(Collected data entries)
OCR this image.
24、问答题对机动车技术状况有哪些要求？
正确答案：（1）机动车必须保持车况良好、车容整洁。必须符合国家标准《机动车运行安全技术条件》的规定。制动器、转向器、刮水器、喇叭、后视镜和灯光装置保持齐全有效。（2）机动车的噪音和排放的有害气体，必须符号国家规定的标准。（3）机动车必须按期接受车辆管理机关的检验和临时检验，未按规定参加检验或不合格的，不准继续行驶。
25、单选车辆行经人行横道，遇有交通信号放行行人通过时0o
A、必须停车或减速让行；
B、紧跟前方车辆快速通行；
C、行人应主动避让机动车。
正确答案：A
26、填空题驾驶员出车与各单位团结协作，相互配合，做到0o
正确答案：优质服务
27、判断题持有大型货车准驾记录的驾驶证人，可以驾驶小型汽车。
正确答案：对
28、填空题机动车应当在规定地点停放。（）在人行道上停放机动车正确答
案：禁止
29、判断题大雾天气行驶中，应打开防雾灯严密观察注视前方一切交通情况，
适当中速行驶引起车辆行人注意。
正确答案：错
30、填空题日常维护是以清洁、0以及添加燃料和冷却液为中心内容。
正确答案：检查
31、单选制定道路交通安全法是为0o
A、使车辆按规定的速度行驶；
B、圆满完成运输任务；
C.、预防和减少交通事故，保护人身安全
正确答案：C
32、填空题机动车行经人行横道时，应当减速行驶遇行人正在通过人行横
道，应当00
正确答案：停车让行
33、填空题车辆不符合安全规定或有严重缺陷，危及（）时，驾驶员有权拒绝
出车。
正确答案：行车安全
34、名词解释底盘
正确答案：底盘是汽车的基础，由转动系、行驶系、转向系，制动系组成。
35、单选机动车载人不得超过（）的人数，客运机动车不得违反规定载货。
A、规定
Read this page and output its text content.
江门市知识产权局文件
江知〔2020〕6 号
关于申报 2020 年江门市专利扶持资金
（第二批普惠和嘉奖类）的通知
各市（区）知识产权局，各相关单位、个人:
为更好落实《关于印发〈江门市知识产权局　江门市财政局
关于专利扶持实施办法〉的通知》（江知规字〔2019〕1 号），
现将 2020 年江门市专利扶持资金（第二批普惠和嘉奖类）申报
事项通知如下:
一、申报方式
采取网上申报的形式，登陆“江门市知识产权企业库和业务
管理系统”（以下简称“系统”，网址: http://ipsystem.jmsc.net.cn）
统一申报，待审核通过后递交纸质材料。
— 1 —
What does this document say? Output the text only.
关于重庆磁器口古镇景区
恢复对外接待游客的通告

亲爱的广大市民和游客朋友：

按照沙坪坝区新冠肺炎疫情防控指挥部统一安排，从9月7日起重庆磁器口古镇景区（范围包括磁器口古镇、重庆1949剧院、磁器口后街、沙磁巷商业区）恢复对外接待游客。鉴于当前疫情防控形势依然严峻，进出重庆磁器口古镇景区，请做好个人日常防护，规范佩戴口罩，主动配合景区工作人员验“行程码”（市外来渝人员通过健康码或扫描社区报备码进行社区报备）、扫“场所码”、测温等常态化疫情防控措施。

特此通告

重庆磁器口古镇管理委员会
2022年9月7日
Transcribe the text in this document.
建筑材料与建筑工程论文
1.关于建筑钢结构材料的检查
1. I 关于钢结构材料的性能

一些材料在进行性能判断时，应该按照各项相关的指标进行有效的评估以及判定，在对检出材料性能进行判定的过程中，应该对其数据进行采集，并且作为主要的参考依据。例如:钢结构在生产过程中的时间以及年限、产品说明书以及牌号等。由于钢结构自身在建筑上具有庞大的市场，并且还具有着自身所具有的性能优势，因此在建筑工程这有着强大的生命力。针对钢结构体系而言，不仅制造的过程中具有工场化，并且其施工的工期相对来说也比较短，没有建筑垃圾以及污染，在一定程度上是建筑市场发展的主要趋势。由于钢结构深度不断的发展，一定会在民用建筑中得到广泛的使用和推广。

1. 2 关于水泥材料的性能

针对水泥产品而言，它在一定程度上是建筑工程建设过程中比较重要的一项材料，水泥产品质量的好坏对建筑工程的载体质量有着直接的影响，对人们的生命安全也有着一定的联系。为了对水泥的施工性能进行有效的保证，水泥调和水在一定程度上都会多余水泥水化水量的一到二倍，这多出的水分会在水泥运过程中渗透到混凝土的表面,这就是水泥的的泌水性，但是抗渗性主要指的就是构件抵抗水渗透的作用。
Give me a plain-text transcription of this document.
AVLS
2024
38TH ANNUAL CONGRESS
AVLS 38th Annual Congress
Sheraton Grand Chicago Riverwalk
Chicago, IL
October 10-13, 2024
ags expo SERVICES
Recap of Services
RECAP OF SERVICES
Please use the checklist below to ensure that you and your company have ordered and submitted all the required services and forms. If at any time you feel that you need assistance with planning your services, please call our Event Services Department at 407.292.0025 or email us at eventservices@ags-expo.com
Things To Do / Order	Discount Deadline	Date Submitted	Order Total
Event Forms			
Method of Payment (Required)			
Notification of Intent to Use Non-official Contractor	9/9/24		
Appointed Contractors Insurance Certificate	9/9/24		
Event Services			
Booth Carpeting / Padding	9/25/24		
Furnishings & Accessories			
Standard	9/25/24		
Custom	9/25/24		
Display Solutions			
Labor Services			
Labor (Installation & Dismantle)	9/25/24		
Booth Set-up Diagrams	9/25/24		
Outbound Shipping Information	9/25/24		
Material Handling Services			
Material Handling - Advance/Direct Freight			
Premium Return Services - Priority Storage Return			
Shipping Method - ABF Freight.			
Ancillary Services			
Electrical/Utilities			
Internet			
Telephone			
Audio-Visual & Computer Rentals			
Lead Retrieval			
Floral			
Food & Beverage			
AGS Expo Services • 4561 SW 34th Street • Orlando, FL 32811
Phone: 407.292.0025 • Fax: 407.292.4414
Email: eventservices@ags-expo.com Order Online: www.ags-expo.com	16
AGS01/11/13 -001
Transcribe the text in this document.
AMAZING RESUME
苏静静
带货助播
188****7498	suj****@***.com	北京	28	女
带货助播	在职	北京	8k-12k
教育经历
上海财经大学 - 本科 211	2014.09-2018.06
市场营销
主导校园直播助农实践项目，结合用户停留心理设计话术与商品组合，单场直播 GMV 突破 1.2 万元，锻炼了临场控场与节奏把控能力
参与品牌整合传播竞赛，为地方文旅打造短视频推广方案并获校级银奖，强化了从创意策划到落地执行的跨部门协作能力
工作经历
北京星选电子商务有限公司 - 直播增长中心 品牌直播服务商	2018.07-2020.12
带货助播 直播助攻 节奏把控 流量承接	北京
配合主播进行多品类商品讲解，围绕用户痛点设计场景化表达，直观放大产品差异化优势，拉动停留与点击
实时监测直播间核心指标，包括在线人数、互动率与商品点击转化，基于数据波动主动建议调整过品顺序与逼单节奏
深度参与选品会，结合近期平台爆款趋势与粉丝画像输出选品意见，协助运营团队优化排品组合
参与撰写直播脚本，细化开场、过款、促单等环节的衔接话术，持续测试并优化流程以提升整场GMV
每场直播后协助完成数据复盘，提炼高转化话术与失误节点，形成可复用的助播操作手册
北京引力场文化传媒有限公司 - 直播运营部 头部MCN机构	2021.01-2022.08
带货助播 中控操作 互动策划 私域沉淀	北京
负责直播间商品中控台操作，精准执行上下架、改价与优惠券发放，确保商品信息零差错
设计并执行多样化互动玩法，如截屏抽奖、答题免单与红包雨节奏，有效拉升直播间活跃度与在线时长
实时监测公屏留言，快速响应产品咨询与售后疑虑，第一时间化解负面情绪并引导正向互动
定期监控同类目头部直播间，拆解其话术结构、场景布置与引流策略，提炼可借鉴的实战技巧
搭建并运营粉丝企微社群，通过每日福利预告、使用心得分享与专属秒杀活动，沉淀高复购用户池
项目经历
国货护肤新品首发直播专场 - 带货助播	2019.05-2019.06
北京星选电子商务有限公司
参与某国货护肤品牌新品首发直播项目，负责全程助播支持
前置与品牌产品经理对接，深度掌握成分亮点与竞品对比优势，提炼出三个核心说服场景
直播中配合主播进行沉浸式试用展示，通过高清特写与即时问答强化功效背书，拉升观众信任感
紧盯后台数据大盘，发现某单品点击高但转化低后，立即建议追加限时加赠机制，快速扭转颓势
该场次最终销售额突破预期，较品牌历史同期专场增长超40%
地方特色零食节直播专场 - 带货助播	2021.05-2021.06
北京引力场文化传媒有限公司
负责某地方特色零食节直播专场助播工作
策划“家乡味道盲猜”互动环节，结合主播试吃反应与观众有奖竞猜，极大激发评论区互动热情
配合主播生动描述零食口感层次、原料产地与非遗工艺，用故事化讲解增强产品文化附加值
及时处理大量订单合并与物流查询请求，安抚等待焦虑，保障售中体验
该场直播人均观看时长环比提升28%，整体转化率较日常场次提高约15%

SET PROBLEM>
How many lines in the records above hold the word "正确答案"? Give only the number.

SOLUTION>
10